───── INFORMATION GIVEN

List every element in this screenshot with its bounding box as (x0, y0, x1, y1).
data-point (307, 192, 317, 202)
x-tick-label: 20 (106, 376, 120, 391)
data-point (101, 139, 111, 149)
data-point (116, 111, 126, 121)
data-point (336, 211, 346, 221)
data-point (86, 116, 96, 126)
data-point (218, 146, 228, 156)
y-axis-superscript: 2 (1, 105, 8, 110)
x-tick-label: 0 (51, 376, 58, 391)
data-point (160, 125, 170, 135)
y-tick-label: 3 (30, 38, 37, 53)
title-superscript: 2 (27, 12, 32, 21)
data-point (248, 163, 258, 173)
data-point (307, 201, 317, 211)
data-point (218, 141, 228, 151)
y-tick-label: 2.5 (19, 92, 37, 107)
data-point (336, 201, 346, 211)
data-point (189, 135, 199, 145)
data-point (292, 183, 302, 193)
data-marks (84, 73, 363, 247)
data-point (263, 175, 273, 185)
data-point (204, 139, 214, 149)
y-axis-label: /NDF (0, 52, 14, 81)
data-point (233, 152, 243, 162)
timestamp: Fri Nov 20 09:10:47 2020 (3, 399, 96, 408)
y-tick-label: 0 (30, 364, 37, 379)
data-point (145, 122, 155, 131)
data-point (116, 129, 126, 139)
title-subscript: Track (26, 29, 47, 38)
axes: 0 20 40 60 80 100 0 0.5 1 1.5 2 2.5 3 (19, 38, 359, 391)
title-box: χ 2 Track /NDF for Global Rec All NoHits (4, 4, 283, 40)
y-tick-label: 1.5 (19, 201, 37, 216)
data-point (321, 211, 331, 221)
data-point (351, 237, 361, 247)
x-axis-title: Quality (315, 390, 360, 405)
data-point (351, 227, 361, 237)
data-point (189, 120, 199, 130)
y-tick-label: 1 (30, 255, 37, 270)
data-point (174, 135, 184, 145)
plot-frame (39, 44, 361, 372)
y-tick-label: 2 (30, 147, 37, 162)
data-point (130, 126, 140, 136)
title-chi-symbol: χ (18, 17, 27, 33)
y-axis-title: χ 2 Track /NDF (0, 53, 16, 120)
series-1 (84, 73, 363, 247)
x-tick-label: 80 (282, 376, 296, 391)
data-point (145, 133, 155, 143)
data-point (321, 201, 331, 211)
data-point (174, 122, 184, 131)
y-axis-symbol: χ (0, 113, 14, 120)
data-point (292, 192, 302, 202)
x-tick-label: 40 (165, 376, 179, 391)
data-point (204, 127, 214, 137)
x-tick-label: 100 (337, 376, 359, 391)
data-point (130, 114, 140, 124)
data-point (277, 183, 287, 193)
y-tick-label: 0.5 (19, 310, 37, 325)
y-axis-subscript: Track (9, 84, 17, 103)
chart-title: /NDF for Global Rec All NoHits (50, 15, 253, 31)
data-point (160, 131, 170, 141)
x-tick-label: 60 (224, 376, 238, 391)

──────────

- **OBJECTIVE**:
Print every one of the entries above again, line for line, without changing anything.

- **EXPECTED OUTPUT**:
List every element in this screenshot with its bounding box as (x0, y0, x1, y1).
data-point (307, 192, 317, 202)
x-tick-label: 20 (106, 376, 120, 391)
data-point (101, 139, 111, 149)
data-point (116, 111, 126, 121)
data-point (336, 211, 346, 221)
data-point (86, 116, 96, 126)
data-point (218, 146, 228, 156)
y-axis-superscript: 2 (1, 105, 8, 110)
x-tick-label: 0 (51, 376, 58, 391)
data-point (160, 125, 170, 135)
y-tick-label: 3 (30, 38, 37, 53)
title-superscript: 2 (27, 12, 32, 21)
data-point (248, 163, 258, 173)
data-point (307, 201, 317, 211)
data-point (218, 141, 228, 151)
y-tick-label: 2.5 (19, 92, 37, 107)
data-point (336, 201, 346, 211)
data-point (189, 135, 199, 145)
data-point (292, 183, 302, 193)
data-marks (84, 73, 363, 247)
data-point (263, 175, 273, 185)
data-point (204, 139, 214, 149)
y-axis-label: /NDF (0, 52, 14, 81)
data-point (233, 152, 243, 162)
timestamp: Fri Nov 20 09:10:47 2020 (3, 399, 96, 408)
y-tick-label: 0 (30, 364, 37, 379)
data-point (145, 122, 155, 131)
data-point (116, 129, 126, 139)
title-subscript: Track (26, 29, 47, 38)
axes: 0 20 40 60 80 100 0 0.5 1 1.5 2 2.5 3 (19, 38, 359, 391)
title-box: χ 2 Track /NDF for Global Rec All NoHits (4, 4, 283, 40)
y-tick-label: 1.5 (19, 201, 37, 216)
data-point (321, 211, 331, 221)
data-point (351, 237, 361, 247)
x-axis-title: Quality (315, 390, 360, 405)
data-point (351, 227, 361, 237)
data-point (189, 120, 199, 130)
y-tick-label: 1 (30, 255, 37, 270)
data-point (174, 135, 184, 145)
plot-frame (39, 44, 361, 372)
y-tick-label: 2 (30, 147, 37, 162)
data-point (130, 126, 140, 136)
title-chi-symbol: χ (18, 17, 27, 33)
y-axis-title: χ 2 Track /NDF (0, 53, 16, 120)
series-1 (84, 73, 363, 247)
x-tick-label: 80 (282, 376, 296, 391)
data-point (145, 133, 155, 143)
data-point (321, 201, 331, 211)
data-point (174, 122, 184, 131)
y-axis-symbol: χ (0, 113, 14, 120)
data-point (292, 192, 302, 202)
x-tick-label: 40 (165, 376, 179, 391)
data-point (204, 127, 214, 137)
x-tick-label: 100 (337, 376, 359, 391)
data-point (130, 114, 140, 124)
data-point (277, 183, 287, 193)
y-tick-label: 0.5 (19, 310, 37, 325)
y-axis-subscript: Track (9, 84, 17, 103)
chart-title: /NDF for Global Rec All NoHits (50, 15, 253, 31)
data-point (160, 131, 170, 141)
x-tick-label: 60 (224, 376, 238, 391)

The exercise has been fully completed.